Raw records -
..............................
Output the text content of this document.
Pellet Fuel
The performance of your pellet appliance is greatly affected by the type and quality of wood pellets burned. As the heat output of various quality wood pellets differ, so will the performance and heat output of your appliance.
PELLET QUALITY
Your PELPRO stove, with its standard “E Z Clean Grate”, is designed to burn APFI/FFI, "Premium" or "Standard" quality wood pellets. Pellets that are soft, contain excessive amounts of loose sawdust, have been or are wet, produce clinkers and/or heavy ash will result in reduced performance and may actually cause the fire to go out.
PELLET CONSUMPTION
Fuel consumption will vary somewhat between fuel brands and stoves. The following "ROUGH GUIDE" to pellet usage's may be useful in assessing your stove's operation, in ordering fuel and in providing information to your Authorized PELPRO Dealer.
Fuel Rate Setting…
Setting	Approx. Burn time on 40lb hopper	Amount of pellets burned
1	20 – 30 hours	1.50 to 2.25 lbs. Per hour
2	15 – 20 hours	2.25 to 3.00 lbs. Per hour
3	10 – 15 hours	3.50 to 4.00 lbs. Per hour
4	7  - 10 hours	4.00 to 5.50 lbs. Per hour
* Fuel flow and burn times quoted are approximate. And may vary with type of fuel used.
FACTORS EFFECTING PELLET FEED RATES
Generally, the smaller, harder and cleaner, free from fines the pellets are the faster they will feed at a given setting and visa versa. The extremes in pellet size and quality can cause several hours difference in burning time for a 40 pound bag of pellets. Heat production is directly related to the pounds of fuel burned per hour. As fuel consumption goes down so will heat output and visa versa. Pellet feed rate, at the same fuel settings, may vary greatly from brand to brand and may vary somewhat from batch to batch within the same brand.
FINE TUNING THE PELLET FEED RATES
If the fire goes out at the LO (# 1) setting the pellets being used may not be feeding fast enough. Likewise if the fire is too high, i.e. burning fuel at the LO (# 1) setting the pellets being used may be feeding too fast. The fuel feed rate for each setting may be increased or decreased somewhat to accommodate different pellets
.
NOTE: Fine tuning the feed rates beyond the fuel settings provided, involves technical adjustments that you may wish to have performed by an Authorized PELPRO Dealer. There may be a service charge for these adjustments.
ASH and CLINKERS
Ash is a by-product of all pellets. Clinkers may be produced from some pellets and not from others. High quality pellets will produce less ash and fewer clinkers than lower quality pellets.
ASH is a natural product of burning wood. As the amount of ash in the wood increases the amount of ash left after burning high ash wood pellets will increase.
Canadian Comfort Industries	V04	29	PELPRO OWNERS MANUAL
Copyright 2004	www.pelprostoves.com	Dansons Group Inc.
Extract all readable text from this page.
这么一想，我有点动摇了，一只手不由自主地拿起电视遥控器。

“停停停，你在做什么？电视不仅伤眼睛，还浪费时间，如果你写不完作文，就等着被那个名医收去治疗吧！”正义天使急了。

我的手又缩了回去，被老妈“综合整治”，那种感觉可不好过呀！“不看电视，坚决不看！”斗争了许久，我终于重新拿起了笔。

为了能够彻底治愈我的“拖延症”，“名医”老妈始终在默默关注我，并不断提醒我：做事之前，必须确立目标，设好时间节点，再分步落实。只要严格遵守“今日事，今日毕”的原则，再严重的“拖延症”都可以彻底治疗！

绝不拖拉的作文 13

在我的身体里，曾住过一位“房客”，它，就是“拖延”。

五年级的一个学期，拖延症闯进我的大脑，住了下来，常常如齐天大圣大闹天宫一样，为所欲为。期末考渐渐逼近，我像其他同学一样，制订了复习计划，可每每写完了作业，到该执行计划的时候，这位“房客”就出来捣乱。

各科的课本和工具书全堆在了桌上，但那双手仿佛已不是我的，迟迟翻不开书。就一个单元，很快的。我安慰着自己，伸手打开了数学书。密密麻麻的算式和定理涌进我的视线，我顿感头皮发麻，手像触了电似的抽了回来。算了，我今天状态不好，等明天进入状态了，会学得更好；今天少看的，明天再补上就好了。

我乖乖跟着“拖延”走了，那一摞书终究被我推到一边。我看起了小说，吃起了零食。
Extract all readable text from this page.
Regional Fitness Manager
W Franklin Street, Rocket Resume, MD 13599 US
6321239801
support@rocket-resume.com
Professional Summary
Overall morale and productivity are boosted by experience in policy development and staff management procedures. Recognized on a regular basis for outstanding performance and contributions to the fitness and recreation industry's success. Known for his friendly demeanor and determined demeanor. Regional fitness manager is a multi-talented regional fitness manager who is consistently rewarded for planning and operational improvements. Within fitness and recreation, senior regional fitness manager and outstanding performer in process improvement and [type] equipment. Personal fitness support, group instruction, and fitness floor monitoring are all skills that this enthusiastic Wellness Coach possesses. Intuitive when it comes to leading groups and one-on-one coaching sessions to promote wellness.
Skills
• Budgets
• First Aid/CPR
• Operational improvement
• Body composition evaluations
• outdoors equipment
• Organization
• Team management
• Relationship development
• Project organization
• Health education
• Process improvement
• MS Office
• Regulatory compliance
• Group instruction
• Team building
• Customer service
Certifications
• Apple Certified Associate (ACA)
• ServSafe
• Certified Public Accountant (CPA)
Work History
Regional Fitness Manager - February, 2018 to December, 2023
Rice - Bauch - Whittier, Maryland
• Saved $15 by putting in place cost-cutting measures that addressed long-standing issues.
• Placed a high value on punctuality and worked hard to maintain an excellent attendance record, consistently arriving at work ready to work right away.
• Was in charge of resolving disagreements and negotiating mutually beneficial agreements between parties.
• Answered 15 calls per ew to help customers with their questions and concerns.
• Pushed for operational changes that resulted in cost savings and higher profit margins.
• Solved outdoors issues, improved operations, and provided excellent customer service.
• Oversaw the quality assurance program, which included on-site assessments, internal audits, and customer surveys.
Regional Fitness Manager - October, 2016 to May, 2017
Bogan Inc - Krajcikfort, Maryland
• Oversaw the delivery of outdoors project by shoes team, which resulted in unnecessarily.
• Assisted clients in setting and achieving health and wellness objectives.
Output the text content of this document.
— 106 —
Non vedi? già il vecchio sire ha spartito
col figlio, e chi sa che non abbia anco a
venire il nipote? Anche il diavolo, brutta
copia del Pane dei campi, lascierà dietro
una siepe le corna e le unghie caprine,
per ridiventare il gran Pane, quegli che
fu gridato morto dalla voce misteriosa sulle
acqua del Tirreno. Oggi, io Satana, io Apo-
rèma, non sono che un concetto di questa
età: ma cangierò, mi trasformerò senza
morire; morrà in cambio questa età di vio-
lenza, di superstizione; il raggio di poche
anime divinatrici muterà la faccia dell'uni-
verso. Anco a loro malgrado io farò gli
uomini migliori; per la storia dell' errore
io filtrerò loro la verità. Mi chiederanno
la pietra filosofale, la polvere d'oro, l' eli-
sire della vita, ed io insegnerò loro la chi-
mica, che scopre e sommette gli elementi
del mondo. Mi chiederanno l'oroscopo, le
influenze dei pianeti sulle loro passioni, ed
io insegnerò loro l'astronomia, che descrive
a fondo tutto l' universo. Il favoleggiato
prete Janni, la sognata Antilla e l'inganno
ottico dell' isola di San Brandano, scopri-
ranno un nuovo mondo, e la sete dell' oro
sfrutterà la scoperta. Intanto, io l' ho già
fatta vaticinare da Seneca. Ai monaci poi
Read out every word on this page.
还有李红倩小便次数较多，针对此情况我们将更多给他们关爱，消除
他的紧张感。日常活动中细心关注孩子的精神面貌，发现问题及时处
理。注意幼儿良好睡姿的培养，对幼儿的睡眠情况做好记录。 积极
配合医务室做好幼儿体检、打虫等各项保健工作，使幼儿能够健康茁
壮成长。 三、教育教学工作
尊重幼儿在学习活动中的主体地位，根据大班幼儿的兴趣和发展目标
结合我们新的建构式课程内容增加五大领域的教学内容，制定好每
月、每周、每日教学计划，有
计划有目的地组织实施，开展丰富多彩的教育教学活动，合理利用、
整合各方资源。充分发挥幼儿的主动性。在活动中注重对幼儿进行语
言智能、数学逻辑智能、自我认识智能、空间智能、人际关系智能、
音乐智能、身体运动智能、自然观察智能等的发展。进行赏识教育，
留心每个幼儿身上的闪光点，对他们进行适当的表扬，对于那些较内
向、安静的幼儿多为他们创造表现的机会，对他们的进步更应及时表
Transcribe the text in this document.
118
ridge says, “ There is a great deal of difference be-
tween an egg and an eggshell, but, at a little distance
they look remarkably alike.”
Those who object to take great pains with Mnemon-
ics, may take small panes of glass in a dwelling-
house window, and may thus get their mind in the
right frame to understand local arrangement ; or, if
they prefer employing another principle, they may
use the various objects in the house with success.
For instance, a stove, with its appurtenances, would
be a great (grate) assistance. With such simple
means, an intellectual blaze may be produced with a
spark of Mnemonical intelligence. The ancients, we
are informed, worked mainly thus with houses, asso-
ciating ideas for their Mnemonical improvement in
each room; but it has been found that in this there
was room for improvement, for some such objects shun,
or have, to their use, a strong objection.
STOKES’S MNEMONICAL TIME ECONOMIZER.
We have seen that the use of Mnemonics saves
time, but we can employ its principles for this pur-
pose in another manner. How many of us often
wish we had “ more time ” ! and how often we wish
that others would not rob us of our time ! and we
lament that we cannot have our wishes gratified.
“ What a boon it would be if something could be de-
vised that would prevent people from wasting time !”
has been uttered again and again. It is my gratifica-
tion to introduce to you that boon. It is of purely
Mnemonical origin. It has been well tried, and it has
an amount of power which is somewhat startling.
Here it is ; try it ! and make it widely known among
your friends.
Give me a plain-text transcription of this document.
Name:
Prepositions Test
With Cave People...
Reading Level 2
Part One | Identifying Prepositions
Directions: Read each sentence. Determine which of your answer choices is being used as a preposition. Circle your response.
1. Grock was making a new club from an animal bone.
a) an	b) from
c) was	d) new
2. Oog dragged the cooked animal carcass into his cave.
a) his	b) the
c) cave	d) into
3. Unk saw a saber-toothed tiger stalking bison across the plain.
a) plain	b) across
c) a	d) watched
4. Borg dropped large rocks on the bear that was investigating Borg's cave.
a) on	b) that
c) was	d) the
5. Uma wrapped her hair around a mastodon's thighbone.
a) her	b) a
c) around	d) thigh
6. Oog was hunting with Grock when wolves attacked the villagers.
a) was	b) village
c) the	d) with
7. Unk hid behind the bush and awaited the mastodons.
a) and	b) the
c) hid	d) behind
..............................
What is expected - Collect each line containing the string "another".

Exercise result -
they prefer employing another principle, they may
pose in another manner. How many of us often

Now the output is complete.